**Por hacer:** Retoma el texto sobre las prisas de la vida actual y continúalo a partir de su última oración.

**Texto fuente:**

..........

No sé si usted lo nota, pero hay algo en el aire. Una inquietud sorda, una prisa que no lleva a ningún sitio. Como si todos estuviésemos esperando, sin decirlo, que algo importante se rompiera: la paz, la calma o esa seguridad que creíamos tener. Y, mientras tanto, seguimos corriendo. ¿A dónde? Nadie lo sabe. Así son las conversaciones de barra en estos días de apagones, trenes y papas.
Vivimos con el alma en la garganta y el pie en el acelerador. Todo va rápido: las noticias, las decisiones, las emociones… incluso los abrazos, esos que tanto alimentan el alma. Las redes sociales han terminado de instalar el vértigo: hay que reaccionar, opinar, aparentar. Se premia la rapidez, no la razón. Y eso, claro, nos agota.
Nos han hecho creer que vivir deprisa es vivir mejor. Que quien más corre, más logra. Pero detrás de esa urgencia constante suele esconderse una palabra sencilla y poderosa: miedo. Miedo a no estar, a no destacar, a no llegar a tiempo a una meta que ni siquiera hemos elegido.
Y mientras tanto, lo esencial se nos va quedando atrás, como una maleta olvidada en uno de esos adormecidos andenes antequeranos. Una vez más, en cada situación crítica vivida estos días, vuelve la misma sensación: los que mandan siguen a lo suyo, más preocupados por conservar el poder que por asumir responsabilidades o dar explicaciones por los errores —propios o ajenos—. Aferrados al cargo, sin convencer. Todo es inmediatez, cálculo y escapismo. Aportar soluciones de “paso corto y vista larga” parece hoy cosa de ingenuos, porque ya nadie se atreve a prometer que los errores se corrigen y, sobre todo, no se repiten.
Prisas, malditas prisas, que no hacen sino recordarnos la lucidez de Gregorio Marañón al escribir hace décadas: “En este siglo acabaremos con las enfermedades, pero nos matarán las prisas”. Y es que ralentizar no es rendirse. Es recuperar el sentido. Es preguntarse si el esfuerzo sostenido vale para seguir marcando el rumbo en esta sociedad donde muchos boomers ya enfilamos la cuesta abajo, llevándonos con nosotros nuestros procedimientos y ritmos.

..........

**Datos analizados:**
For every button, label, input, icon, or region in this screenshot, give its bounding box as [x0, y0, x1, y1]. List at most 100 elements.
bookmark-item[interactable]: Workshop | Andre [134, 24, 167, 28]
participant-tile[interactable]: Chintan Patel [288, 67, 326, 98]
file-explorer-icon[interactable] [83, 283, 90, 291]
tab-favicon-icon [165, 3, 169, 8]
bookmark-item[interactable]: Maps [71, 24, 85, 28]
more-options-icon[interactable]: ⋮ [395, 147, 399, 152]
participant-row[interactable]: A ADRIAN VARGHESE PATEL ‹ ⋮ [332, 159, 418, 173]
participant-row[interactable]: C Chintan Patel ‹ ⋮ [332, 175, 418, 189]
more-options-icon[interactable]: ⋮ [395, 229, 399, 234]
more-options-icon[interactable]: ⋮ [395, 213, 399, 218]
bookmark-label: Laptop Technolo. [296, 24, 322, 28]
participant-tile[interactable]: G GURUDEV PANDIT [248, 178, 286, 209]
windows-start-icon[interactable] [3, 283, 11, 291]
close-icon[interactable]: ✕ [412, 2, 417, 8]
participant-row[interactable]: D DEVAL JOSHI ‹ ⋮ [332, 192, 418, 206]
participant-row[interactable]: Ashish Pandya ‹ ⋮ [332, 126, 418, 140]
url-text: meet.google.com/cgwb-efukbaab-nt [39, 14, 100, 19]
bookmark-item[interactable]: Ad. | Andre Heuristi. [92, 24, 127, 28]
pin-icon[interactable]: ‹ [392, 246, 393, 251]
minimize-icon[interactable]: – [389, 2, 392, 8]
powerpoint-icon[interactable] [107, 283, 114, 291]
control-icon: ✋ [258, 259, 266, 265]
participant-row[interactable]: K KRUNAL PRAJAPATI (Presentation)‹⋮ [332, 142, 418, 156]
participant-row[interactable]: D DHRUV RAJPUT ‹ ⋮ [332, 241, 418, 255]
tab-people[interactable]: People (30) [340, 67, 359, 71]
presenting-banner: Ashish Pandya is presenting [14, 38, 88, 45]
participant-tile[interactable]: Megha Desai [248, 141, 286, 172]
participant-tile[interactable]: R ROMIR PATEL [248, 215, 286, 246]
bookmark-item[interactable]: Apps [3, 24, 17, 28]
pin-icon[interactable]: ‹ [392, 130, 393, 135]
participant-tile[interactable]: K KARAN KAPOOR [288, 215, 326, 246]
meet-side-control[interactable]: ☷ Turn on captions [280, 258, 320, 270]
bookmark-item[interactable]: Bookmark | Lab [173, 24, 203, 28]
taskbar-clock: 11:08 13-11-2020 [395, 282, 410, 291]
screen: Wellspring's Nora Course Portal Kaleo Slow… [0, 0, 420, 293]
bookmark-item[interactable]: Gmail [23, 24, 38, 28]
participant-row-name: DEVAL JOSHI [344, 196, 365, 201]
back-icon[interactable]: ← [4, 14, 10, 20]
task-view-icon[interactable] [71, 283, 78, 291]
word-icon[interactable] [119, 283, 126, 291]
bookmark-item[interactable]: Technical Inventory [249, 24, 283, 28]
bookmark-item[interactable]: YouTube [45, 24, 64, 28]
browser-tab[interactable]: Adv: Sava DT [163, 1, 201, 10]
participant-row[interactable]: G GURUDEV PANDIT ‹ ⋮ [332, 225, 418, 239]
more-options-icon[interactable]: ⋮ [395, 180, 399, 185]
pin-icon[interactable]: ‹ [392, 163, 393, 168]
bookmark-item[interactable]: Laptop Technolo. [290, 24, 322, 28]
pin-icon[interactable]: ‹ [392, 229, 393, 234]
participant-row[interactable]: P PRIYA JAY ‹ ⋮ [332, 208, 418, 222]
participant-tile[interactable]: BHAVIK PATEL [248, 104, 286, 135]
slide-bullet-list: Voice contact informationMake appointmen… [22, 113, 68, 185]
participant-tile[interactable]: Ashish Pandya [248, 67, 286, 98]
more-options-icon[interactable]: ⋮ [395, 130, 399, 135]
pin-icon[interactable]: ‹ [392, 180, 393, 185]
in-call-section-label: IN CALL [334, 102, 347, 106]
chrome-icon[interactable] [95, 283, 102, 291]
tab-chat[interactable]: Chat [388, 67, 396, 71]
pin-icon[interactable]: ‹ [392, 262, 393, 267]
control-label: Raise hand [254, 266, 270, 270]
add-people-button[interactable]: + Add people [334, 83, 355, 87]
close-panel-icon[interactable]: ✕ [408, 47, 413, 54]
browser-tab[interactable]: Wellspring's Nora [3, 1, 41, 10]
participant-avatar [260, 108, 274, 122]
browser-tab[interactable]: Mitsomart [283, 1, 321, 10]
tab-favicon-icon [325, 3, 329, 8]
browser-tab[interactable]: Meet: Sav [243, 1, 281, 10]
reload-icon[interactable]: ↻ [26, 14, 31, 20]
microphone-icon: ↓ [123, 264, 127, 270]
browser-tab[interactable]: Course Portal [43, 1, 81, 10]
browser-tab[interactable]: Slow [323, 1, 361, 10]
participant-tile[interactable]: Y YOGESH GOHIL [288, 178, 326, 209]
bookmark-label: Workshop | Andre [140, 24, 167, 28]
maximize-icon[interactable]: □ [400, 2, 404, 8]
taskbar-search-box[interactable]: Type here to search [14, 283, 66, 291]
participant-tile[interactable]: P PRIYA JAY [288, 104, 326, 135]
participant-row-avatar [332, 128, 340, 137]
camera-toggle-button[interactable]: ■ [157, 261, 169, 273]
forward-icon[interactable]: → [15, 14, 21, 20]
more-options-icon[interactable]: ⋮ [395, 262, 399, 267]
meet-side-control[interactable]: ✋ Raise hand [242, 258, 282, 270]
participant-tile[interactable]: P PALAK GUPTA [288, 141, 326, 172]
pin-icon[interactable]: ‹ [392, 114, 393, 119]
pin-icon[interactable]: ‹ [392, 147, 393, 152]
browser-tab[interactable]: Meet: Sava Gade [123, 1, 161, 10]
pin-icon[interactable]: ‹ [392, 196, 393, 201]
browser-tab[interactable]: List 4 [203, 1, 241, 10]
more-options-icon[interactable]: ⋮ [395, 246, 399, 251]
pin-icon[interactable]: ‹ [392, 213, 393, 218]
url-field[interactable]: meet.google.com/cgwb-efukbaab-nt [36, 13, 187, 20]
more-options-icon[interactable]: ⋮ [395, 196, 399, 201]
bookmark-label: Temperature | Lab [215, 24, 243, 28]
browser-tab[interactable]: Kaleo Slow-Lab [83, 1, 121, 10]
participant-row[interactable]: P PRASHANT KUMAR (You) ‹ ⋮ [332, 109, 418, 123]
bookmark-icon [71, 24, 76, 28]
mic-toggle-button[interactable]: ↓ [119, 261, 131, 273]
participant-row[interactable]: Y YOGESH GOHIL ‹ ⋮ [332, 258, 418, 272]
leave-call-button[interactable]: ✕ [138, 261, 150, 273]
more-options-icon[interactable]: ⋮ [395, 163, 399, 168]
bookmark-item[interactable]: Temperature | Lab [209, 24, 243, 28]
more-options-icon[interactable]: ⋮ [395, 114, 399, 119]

..........

**Respuesta:**
Y que nadie se engañe: no es el más rápido, ni el más ruidoso ni el más altivo el que más tiene que decir. El árbol que más frutos da es el que más se inclina. Y así son también las personas verdaderamente grandes: las que ayudan sin presumir, las que sirven sin necesidad de aplauso. Porque los más humildes, en el fondo, son los más grandes. Y eso no va de generaciones, sino de talento y actitud. A esos los conocemos bien: nunca tienen prisa.
Uno, a esta edad y con esta profesión a cuestas, ya sabe que los buenos maestros nunca dejan de sentirse alumnos. Y que los mejores profesionales —los verdaderos artesanos— jamás pierden la mentalidad del aprendiz: esa pasión intacta del que aún se emociona. Porque hacer algo bien no basta si no se hace con alma.
No en vano, nuestro sabio refranero ya lo decía: “Rápido y bien, no siempre marchan juntos.” Y quizá, hoy más que nunca, el mayor acto de valentía consista simplemente en sentarse un momento, respirar… y atreverse a vivir más despacio. Siempre sintiendo el cercano amor de los nuestros. Sin prisas.